# Task prompt:
Leaving out the pictures, please retype each record exactly.
──────── Records for processing ────────
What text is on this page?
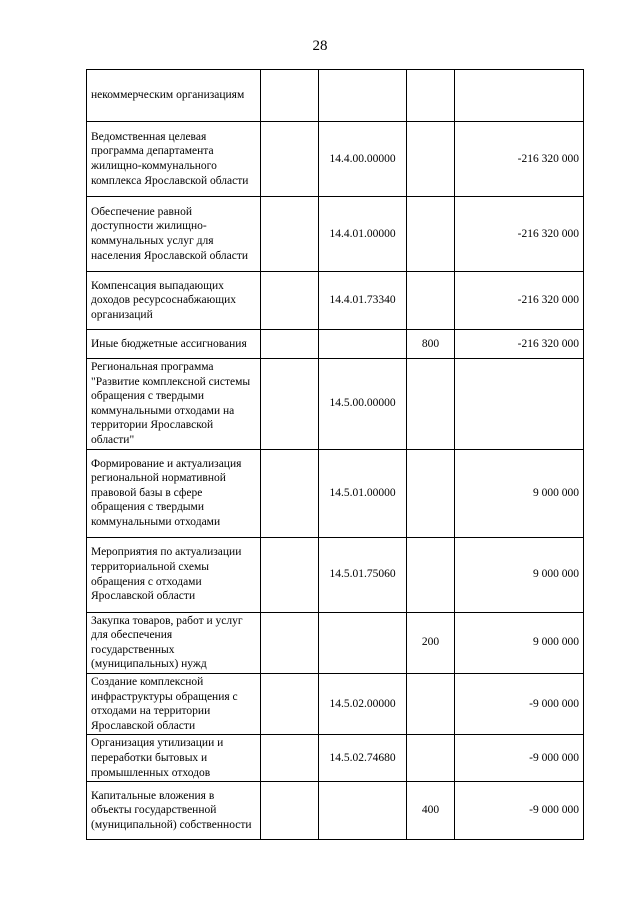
28
некоммерческим организациям				
Ведомственная целевая программа департамента жилищно-коммунального комплекса Ярославской области		14.4.00.00000		-216 320 000
Обеспечение равной доступности жилищно-коммунальных услуг для населения Ярославской области		14.4.01.00000		-216 320 000
Компенсация выпадающих доходов ресурсоснабжающих организаций		14.4.01.73340		-216 320 000
Иные бюджетные ассигнования			800	-216 320 000
Региональная программа "Развитие комплексной системы обращения с твердыми коммунальными отходами на территории Ярославской области"		14.5.00.00000		
Формирование и актуализация региональной нормативной правовой базы в сфере обращения с твердыми коммунальными отходами		14.5.01.00000		9 000 000
Мероприятия по актуализации территориальной схемы обращения с отходами Ярославской области		14.5.01.75060		9 000 000
Закупка товаров, работ и услуг для обеспечения государственных (муниципальных) нужд			200	9 000 000
Создание комплексной инфраструктуры обращения с отходами на территории Ярославской области		14.5.02.00000		-9 000 000
Организация утилизации и переработки бытовых и промышленных отходов		14.5.02.74680		-9 000 000
Капитальные вложения в объекты государственной (муниципальной) собственности			400	-9 000 000
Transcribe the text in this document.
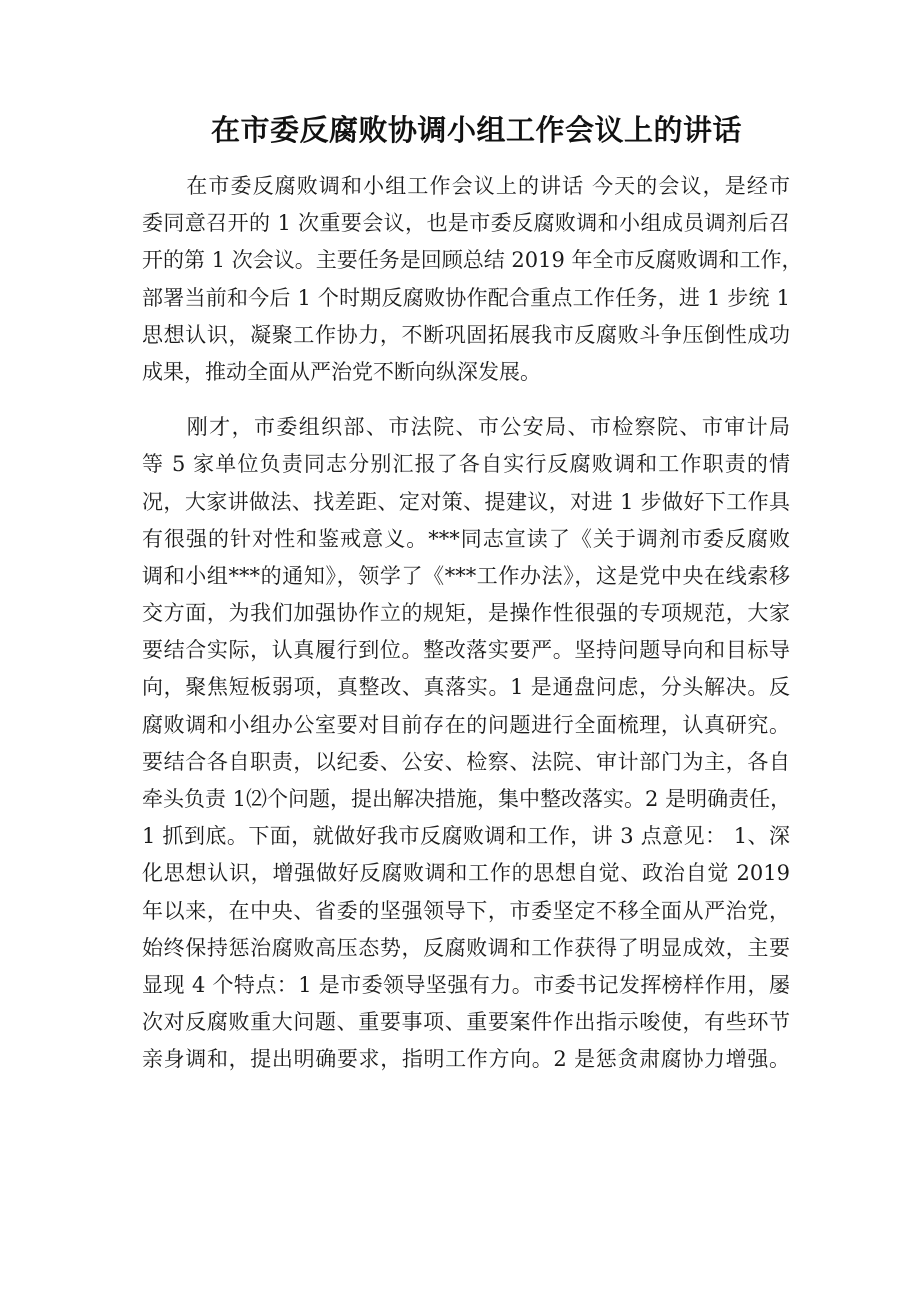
在市委反腐败协调小组工作会议上的讲话
　　在市委反腐败调和小组工作会议上的讲话 今天的会议，是经市
委同意召开的 1 次重要会议，也是市委反腐败调和小组成员调剂后召
开的第 1 次会议。主要任务是回顾总结 2019 年全市反腐败调和工作，
部署当前和今后 1 个时期反腐败协作配合重点工作任务，进 1 步统 1
思想认识，凝聚工作协力，不断巩固拓展我市反腐败斗争压倒性成功
成果，推动全面从严治党不断向纵深发展。
　　刚才，市委组织部、市法院、市公安局、市检察院、市审计局
等 5 家单位负责同志分别汇报了各自实行反腐败调和工作职责的情
况，大家讲做法、找差距、定对策、提建议，对进 1 步做好下工作具
有很强的针对性和鉴戒意义。***同志宣读了《关于调剂市委反腐败
调和小组***的通知》，领学了《***工作办法》，这是党中央在线索移
交方面，为我们加强协作立的规矩，是操作性很强的专项规范，大家
要结合实际，认真履行到位。整改落实要严。坚持问题导向和目标导
向，聚焦短板弱项，真整改、真落实。1 是通盘问虑，分头解决。反
腐败调和小组办公室要对目前存在的问题进行全面梳理，认真研究。
要结合各自职责，以纪委、公安、检察、法院、审计部门为主，各自
牵头负责 1⑵个问题，提出解决措施，集中整改落实。2 是明确责任，
1 抓到底。下面，就做好我市反腐败调和工作，讲 3 点意见： 1、深
化思想认识，增强做好反腐败调和工作的思想自觉、政治自觉 2019
年以来，在中央、省委的坚强领导下，市委坚定不移全面从严治党，
始终保持惩治腐败高压态势，反腐败调和工作获得了明显成效，主要
显现 4 个特点：1 是市委领导坚强有力。市委书记发挥榜样作用，屡
次对反腐败重大问题、重要事项、重要案件作出指示唆使，有些环节
亲身调和，提出明确要求，指明工作方向。2 是惩贪肃腐协力增强。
────────
# Result:
What text is on this page?
28
некоммерческим организациям				
Ведомственная целевая программа департамента жилищно-коммунального комплекса Ярославской области		14.4.00.00000		-216 320 000
Обеспечение равной доступности жилищно-коммунальных услуг для населения Ярославской области		14.4.01.00000		-216 320 000
Компенсация выпадающих доходов ресурсоснабжающих организаций		14.4.01.73340		-216 320 000
Иные бюджетные ассигнования			800	-216 320 000
Региональная программа "Развитие комплексной системы обращения с твердыми коммунальными отходами на территории Ярославской области"		14.5.00.00000		
Формирование и актуализация региональной нормативной правовой базы в сфере обращения с твердыми коммунальными отходами		14.5.01.00000		9 000 000
Мероприятия по актуализации территориальной схемы обращения с отходами Ярославской области		14.5.01.75060		9 000 000
Закупка товаров, работ и услуг для обеспечения государственных (муниципальных) нужд			200	9 000 000
Создание комплексной инфраструктуры обращения с отходами на территории Ярославской области		14.5.02.00000		-9 000 000
Организация утилизации и переработки бытовых и промышленных отходов		14.5.02.74680		-9 000 000
Капитальные вложения в объекты государственной (муниципальной) собственности			400	-9 000 000
Transcribe the text in this document.
在市委反腐败协调小组工作会议上的讲话
　　在市委反腐败调和小组工作会议上的讲话 今天的会议，是经市
委同意召开的 1 次重要会议，也是市委反腐败调和小组成员调剂后召
开的第 1 次会议。主要任务是回顾总结 2019 年全市反腐败调和工作，
部署当前和今后 1 个时期反腐败协作配合重点工作任务，进 1 步统 1
思想认识，凝聚工作协力，不断巩固拓展我市反腐败斗争压倒性成功
成果，推动全面从严治党不断向纵深发展。
　　刚才，市委组织部、市法院、市公安局、市检察院、市审计局
等 5 家单位负责同志分别汇报了各自实行反腐败调和工作职责的情
况，大家讲做法、找差距、定对策、提建议，对进 1 步做好下工作具
有很强的针对性和鉴戒意义。***同志宣读了《关于调剂市委反腐败
调和小组***的通知》，领学了《***工作办法》，这是党中央在线索移
交方面，为我们加强协作立的规矩，是操作性很强的专项规范，大家
要结合实际，认真履行到位。整改落实要严。坚持问题导向和目标导
向，聚焦短板弱项，真整改、真落实。1 是通盘问虑，分头解决。反
腐败调和小组办公室要对目前存在的问题进行全面梳理，认真研究。
要结合各自职责，以纪委、公安、检察、法院、审计部门为主，各自
牵头负责 1⑵个问题，提出解决措施，集中整改落实。2 是明确责任，
1 抓到底。下面，就做好我市反腐败调和工作，讲 3 点意见： 1、深
化思想认识，增强做好反腐败调和工作的思想自觉、政治自觉 2019
年以来，在中央、省委的坚强领导下，市委坚定不移全面从严治党，
始终保持惩治腐败高压态势，反腐败调和工作获得了明显成效，主要
显现 4 个特点：1 是市委领导坚强有力。市委书记发挥榜样作用，屡
次对反腐败重大问题、重要事项、重要案件作出指示唆使，有些环节
亲身调和，提出明确要求，指明工作方向。2 是惩贪肃腐协力增强。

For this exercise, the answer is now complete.